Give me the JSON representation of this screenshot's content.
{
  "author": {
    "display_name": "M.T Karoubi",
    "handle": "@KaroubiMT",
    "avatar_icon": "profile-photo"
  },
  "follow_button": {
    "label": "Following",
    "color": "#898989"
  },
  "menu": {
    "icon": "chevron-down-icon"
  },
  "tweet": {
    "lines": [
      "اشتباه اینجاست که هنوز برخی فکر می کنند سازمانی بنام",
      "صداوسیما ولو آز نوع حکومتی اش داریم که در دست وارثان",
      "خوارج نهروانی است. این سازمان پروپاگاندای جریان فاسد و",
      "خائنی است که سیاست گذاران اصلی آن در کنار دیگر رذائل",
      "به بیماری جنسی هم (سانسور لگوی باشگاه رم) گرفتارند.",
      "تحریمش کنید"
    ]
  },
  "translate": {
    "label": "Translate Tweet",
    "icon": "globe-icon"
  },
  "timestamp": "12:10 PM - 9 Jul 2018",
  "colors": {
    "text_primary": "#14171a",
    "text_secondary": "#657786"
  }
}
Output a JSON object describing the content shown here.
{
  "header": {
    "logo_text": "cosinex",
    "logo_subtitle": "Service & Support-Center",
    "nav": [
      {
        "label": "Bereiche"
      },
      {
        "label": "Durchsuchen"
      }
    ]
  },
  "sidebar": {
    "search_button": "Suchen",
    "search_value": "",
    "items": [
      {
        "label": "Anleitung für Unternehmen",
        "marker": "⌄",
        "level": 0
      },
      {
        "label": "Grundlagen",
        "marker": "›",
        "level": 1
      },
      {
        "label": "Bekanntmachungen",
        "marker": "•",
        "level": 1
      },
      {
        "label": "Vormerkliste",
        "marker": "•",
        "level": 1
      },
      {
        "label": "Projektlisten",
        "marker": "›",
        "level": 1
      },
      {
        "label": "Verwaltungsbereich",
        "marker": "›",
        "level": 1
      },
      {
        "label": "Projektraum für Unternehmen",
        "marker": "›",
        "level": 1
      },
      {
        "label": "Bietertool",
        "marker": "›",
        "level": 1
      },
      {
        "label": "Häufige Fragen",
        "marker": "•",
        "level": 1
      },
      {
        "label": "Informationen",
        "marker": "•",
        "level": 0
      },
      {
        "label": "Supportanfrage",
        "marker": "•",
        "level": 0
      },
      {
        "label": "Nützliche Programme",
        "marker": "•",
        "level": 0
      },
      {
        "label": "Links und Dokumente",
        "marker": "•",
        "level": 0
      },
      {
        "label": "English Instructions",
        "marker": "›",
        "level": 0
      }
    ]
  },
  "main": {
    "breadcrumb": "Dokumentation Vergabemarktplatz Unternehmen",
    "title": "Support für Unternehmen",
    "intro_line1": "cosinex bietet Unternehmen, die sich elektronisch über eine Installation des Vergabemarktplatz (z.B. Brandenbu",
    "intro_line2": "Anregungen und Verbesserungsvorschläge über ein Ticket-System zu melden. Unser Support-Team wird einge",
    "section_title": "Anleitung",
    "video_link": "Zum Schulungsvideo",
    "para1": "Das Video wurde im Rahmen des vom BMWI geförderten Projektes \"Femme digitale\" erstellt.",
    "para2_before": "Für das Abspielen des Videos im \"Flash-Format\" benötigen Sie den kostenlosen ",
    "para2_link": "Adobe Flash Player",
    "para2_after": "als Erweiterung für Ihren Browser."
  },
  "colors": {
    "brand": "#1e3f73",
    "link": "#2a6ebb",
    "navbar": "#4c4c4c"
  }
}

--

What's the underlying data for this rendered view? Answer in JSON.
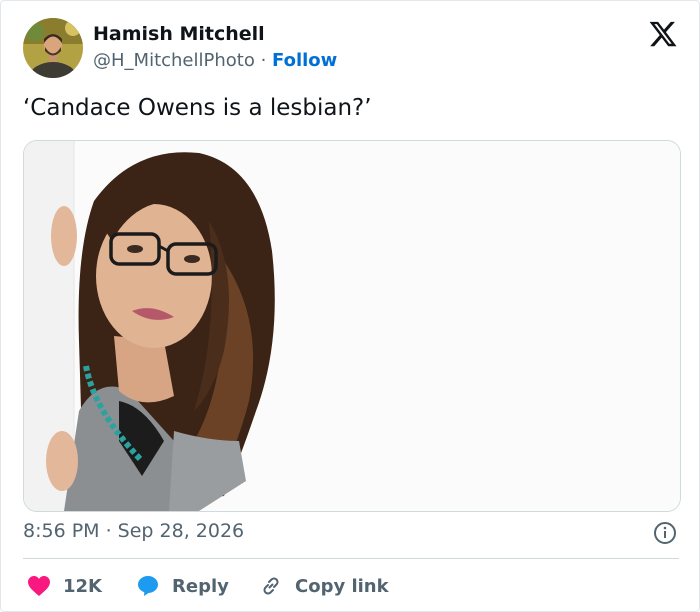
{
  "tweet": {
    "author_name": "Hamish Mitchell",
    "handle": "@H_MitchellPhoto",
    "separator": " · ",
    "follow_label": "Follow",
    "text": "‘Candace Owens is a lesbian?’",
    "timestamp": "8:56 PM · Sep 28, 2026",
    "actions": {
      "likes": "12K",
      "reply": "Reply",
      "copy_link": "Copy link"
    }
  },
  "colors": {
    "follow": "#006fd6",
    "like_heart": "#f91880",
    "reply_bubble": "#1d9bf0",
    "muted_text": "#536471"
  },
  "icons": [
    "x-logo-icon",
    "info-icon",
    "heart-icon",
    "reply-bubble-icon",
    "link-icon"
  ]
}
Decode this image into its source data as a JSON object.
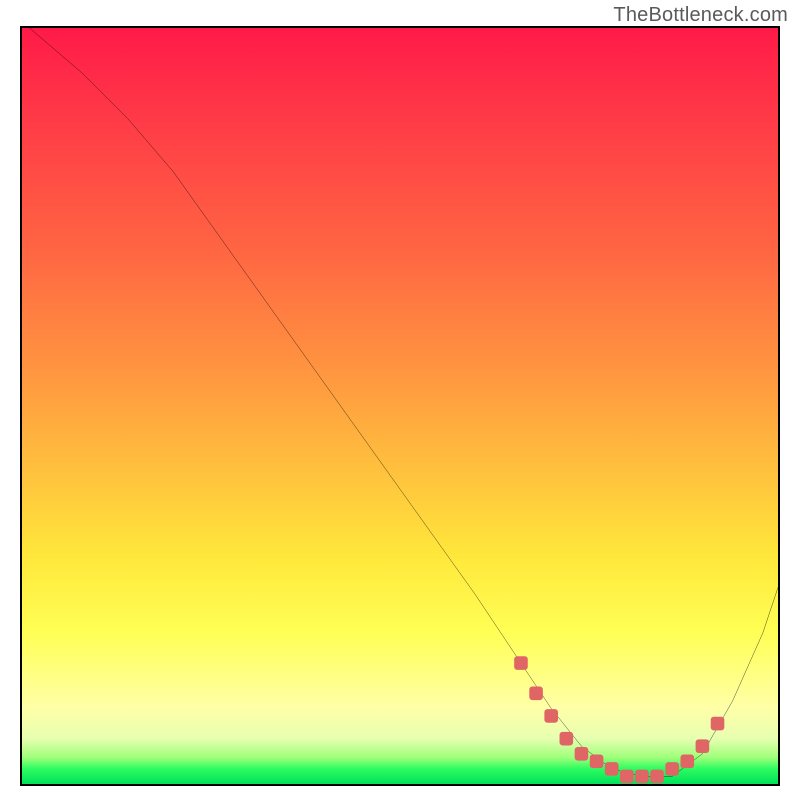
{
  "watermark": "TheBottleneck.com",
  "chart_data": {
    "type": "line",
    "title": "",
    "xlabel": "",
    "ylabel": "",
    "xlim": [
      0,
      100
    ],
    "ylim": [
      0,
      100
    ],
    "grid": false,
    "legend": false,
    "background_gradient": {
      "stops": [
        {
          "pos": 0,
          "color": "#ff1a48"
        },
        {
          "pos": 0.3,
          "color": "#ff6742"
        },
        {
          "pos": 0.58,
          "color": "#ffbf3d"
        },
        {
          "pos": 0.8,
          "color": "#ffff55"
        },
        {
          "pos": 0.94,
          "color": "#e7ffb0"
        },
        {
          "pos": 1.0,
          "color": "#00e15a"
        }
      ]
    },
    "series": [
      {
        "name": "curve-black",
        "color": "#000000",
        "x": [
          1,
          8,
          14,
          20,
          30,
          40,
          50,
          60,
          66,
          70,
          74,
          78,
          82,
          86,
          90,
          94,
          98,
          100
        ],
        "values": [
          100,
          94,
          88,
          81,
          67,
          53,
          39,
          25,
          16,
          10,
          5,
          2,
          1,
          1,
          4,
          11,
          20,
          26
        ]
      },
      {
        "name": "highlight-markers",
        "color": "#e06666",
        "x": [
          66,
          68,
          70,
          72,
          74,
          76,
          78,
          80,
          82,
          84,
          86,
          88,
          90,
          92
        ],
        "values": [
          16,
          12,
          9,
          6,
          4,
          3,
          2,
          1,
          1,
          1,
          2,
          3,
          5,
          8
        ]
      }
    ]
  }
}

* * *

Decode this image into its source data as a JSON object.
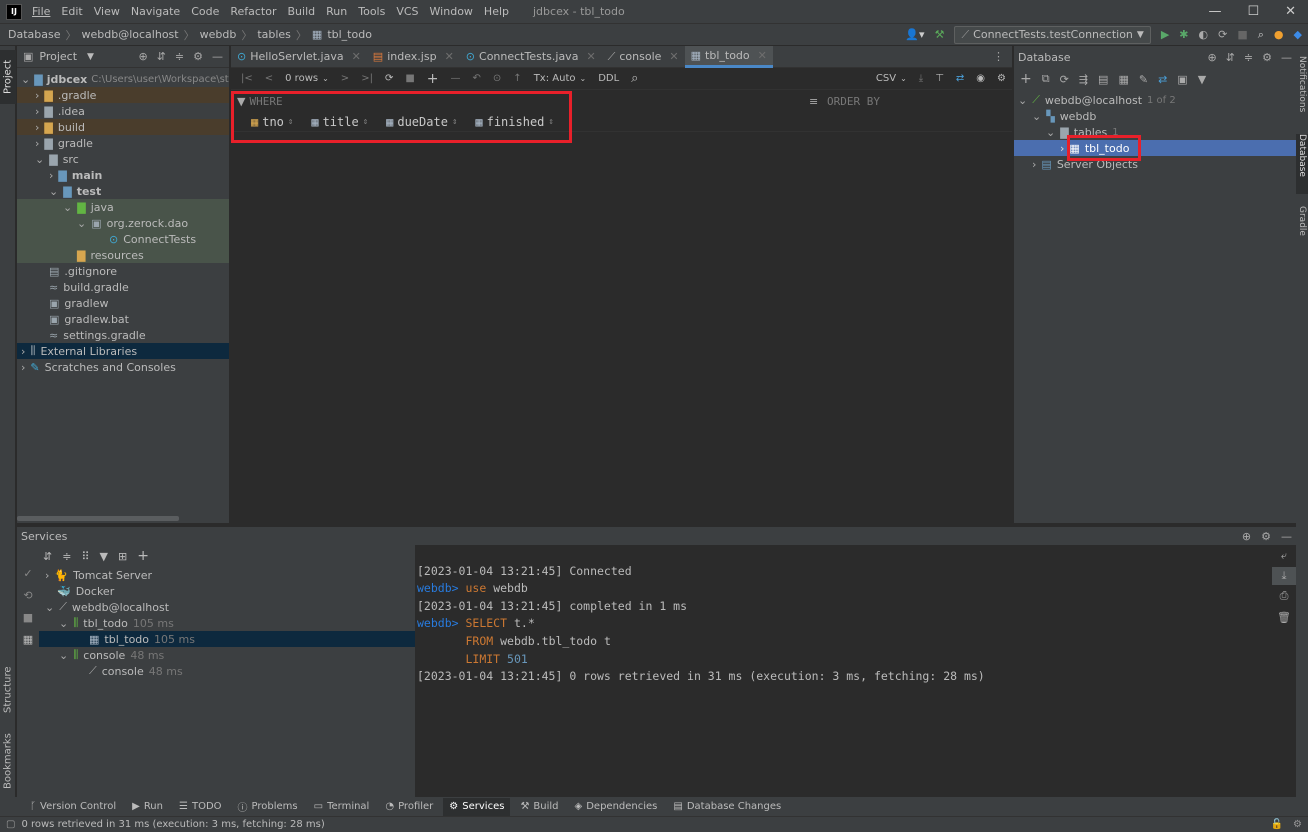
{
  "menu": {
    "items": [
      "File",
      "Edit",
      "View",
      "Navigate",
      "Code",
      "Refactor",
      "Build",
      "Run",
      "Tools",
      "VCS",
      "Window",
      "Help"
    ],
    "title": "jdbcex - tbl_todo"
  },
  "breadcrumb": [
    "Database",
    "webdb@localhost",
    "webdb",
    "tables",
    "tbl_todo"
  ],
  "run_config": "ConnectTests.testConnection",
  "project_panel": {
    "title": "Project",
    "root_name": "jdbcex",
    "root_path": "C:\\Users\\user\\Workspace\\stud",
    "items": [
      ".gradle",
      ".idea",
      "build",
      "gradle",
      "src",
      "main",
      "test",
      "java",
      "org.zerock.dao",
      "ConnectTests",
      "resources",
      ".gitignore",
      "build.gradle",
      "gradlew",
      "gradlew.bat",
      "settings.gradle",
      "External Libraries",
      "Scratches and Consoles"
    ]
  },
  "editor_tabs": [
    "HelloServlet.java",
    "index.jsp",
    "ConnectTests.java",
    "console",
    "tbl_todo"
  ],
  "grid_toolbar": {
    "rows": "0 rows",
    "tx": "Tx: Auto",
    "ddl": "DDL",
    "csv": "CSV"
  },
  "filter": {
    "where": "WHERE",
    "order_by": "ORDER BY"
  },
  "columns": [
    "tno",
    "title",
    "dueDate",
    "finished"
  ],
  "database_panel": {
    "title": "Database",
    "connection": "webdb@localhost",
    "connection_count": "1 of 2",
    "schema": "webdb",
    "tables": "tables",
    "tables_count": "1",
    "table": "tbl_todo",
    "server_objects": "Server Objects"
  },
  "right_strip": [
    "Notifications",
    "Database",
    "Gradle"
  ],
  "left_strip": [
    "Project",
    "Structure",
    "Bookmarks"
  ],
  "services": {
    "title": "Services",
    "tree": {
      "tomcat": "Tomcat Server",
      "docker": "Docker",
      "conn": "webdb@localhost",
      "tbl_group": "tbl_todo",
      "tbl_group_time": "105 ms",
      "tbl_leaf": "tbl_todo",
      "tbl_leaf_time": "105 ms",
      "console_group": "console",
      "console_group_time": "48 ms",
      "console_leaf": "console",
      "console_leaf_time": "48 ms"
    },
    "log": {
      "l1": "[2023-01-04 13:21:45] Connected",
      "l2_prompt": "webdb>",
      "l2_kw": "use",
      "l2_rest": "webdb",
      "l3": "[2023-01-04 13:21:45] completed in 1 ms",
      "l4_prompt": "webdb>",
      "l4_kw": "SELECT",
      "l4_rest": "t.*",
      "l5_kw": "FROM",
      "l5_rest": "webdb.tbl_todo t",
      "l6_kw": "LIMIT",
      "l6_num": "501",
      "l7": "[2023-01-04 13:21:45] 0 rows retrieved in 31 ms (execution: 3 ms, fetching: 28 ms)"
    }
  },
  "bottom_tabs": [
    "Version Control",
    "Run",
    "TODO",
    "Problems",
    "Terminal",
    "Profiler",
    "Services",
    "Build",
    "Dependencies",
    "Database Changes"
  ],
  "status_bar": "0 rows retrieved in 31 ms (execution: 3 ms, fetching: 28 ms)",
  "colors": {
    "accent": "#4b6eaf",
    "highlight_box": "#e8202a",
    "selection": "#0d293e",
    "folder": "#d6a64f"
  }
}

OBJECTIVE: Lines containing the word "retrieved" must all be returned from the material above.

PROBLEM SOLUTION:
      "l7": "[2023-01-04 13:21:45] 0 rows retrieved in 31 ms (execution: 3 ms, fetching: 28 ms)"
  "status_bar": "0 rows retrieved in 31 ms (execution: 3 ms, fetching: 28 ms)",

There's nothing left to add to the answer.